[BEGIN Given entries]

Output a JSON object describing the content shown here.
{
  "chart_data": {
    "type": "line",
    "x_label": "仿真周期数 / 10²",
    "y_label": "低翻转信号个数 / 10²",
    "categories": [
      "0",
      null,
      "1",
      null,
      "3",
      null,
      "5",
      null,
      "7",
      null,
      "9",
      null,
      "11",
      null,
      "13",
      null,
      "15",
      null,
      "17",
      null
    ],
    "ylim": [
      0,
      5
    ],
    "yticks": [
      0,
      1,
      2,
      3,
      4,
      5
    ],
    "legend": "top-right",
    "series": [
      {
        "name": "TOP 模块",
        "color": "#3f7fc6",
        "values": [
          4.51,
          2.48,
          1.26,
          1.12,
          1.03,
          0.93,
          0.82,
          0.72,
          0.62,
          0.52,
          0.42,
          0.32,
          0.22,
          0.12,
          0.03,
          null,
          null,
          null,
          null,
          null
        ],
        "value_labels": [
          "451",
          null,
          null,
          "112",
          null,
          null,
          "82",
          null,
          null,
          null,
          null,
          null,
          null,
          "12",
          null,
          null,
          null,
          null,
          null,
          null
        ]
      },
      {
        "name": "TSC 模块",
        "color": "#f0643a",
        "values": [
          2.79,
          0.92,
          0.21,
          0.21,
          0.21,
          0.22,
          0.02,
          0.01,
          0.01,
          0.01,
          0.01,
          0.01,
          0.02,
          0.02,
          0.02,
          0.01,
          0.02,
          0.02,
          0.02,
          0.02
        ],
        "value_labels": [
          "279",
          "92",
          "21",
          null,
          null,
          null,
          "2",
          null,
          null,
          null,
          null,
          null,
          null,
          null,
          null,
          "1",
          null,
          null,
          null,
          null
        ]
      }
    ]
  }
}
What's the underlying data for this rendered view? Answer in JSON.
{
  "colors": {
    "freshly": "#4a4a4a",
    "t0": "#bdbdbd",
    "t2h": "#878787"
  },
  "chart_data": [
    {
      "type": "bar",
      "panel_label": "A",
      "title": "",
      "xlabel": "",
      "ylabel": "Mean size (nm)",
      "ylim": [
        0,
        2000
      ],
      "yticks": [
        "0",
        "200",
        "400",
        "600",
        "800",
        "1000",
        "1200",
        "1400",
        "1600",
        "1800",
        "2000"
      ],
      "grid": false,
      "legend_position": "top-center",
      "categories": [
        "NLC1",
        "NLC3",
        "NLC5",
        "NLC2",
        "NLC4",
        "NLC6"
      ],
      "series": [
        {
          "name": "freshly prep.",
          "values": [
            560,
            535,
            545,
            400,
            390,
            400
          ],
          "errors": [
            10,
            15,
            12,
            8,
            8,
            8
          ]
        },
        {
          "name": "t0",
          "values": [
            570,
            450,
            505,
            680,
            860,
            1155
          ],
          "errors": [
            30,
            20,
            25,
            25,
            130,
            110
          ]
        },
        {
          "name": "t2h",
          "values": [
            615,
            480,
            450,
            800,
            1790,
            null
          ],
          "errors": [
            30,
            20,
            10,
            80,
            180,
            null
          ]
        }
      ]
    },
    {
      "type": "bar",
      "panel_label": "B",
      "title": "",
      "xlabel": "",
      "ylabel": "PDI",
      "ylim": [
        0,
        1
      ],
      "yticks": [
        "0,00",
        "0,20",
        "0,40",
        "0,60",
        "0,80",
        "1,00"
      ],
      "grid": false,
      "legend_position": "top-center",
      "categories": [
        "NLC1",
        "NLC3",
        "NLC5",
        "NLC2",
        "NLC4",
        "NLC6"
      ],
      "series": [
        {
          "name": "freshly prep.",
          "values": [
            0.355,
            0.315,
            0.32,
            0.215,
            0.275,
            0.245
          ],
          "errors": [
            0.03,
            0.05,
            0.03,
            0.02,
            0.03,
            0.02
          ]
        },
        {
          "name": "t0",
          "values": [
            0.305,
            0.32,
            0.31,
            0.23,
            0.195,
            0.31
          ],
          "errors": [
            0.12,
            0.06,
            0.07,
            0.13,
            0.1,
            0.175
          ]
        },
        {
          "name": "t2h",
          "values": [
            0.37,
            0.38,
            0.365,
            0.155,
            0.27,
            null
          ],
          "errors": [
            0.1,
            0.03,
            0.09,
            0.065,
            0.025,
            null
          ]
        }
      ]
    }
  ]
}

[END Given entries]

▸ **Task to complete**
Faithfully reproduce all of the records, character for character.

▸ **Complete response**
Output a JSON object describing the content shown here.
{
  "chart_data": {
    "type": "line",
    "x_label": "仿真周期数 / 10²",
    "y_label": "低翻转信号个数 / 10²",
    "categories": [
      "0",
      null,
      "1",
      null,
      "3",
      null,
      "5",
      null,
      "7",
      null,
      "9",
      null,
      "11",
      null,
      "13",
      null,
      "15",
      null,
      "17",
      null
    ],
    "ylim": [
      0,
      5
    ],
    "yticks": [
      0,
      1,
      2,
      3,
      4,
      5
    ],
    "legend": "top-right",
    "series": [
      {
        "name": "TOP 模块",
        "color": "#3f7fc6",
        "values": [
          4.51,
          2.48,
          1.26,
          1.12,
          1.03,
          0.93,
          0.82,
          0.72,
          0.62,
          0.52,
          0.42,
          0.32,
          0.22,
          0.12,
          0.03,
          null,
          null,
          null,
          null,
          null
        ],
        "value_labels": [
          "451",
          null,
          null,
          "112",
          null,
          null,
          "82",
          null,
          null,
          null,
          null,
          null,
          null,
          "12",
          null,
          null,
          null,
          null,
          null,
          null
        ]
      },
      {
        "name": "TSC 模块",
        "color": "#f0643a",
        "values": [
          2.79,
          0.92,
          0.21,
          0.21,
          0.21,
          0.22,
          0.02,
          0.01,
          0.01,
          0.01,
          0.01,
          0.01,
          0.02,
          0.02,
          0.02,
          0.01,
          0.02,
          0.02,
          0.02,
          0.02
        ],
        "value_labels": [
          "279",
          "92",
          "21",
          null,
          null,
          null,
          "2",
          null,
          null,
          null,
          null,
          null,
          null,
          null,
          null,
          "1",
          null,
          null,
          null,
          null
        ]
      }
    ]
  }
}
What's the underlying data for this rendered view? Answer in JSON.
{
  "colors": {
    "freshly": "#4a4a4a",
    "t0": "#bdbdbd",
    "t2h": "#878787"
  },
  "chart_data": [
    {
      "type": "bar",
      "panel_label": "A",
      "title": "",
      "xlabel": "",
      "ylabel": "Mean size (nm)",
      "ylim": [
        0,
        2000
      ],
      "yticks": [
        "0",
        "200",
        "400",
        "600",
        "800",
        "1000",
        "1200",
        "1400",
        "1600",
        "1800",
        "2000"
      ],
      "grid": false,
      "legend_position": "top-center",
      "categories": [
        "NLC1",
        "NLC3",
        "NLC5",
        "NLC2",
        "NLC4",
        "NLC6"
      ],
      "series": [
        {
          "name": "freshly prep.",
          "values": [
            560,
            535,
            545,
            400,
            390,
            400
          ],
          "errors": [
            10,
            15,
            12,
            8,
            8,
            8
          ]
        },
        {
          "name": "t0",
          "values": [
            570,
            450,
            505,
            680,
            860,
            1155
          ],
          "errors": [
            30,
            20,
            25,
            25,
            130,
            110
          ]
        },
        {
          "name": "t2h",
          "values": [
            615,
            480,
            450,
            800,
            1790,
            null
          ],
          "errors": [
            30,
            20,
            10,
            80,
            180,
            null
          ]
        }
      ]
    },
    {
      "type": "bar",
      "panel_label": "B",
      "title": "",
      "xlabel": "",
      "ylabel": "PDI",
      "ylim": [
        0,
        1
      ],
      "yticks": [
        "0,00",
        "0,20",
        "0,40",
        "0,60",
        "0,80",
        "1,00"
      ],
      "grid": false,
      "legend_position": "top-center",
      "categories": [
        "NLC1",
        "NLC3",
        "NLC5",
        "NLC2",
        "NLC4",
        "NLC6"
      ],
      "series": [
        {
          "name": "freshly prep.",
          "values": [
            0.355,
            0.315,
            0.32,
            0.215,
            0.275,
            0.245
          ],
          "errors": [
            0.03,
            0.05,
            0.03,
            0.02,
            0.03,
            0.02
          ]
        },
        {
          "name": "t0",
          "values": [
            0.305,
            0.32,
            0.31,
            0.23,
            0.195,
            0.31
          ],
          "errors": [
            0.12,
            0.06,
            0.07,
            0.13,
            0.1,
            0.175
          ]
        },
        {
          "name": "t2h",
          "values": [
            0.37,
            0.38,
            0.365,
            0.155,
            0.27,
            null
          ],
          "errors": [
            0.1,
            0.03,
            0.09,
            0.065,
            0.025,
            null
          ]
        }
      ]
    }
  ]
}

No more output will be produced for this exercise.